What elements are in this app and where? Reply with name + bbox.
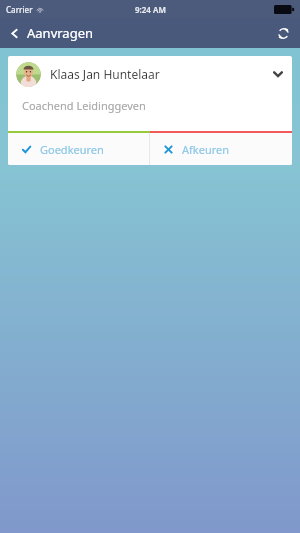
button[interactable]: Afkeuren	[150, 133, 292, 165]
staticText: Afkeuren	[182, 142, 230, 157]
button[interactable]: Refresh	[267, 18, 300, 48]
staticText: Goedkeuren	[40, 142, 104, 157]
staticText: Carrier	[6, 4, 33, 15]
button[interactable]: Aanvragen	[0, 18, 102, 48]
other: Expand	[272, 68, 284, 80]
staticText: Aanvragen	[27, 24, 94, 42]
staticText: Coachend Leidinggeven	[22, 98, 146, 113]
button[interactable]: Goedkeuren	[8, 133, 149, 165]
staticText: Klaas Jan Huntelaar	[50, 66, 272, 82]
staticText: 9:24 AM	[135, 4, 166, 15]
button[interactable]: Klaas Jan Huntelaar	[8, 56, 292, 92]
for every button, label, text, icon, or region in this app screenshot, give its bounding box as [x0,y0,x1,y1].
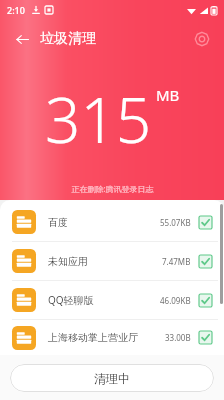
———
■ **What the task requires**:
Turn the lines from the start of the items through the line containing "button[interactable]: Klaas Jan" into a numbered list, skipping blank lines and leaving out the pictures.

■ **Written reply**:
1. What elements are in this app and where? Reply with name + bbox.
2. button[interactable]: Afkeuren	[150, 133, 292, 165]
3. staticText: Afkeuren	[182, 142, 230, 157]
4. button[interactable]: Refresh	[267, 18, 300, 48]
5. staticText: Goedkeuren	[40, 142, 104, 157]
6. staticText: Carrier	[6, 4, 33, 15]
7. button[interactable]: Aanvragen	[0, 18, 102, 48]
8. other: Expand	[272, 68, 284, 80]
9. staticText: Aanvragen	[27, 24, 94, 42]
10. staticText: Coachend Leidinggeven	[22, 98, 146, 113]
11. button[interactable]: Goedkeuren	[8, 133, 149, 165]
12. staticText: Klaas Jan Huntelaar	[50, 66, 272, 82]
13. staticText: 9:24 AM	[135, 4, 166, 15]
14. button[interactable]: Klaas Jan Huntelaar	[8, 56, 292, 92]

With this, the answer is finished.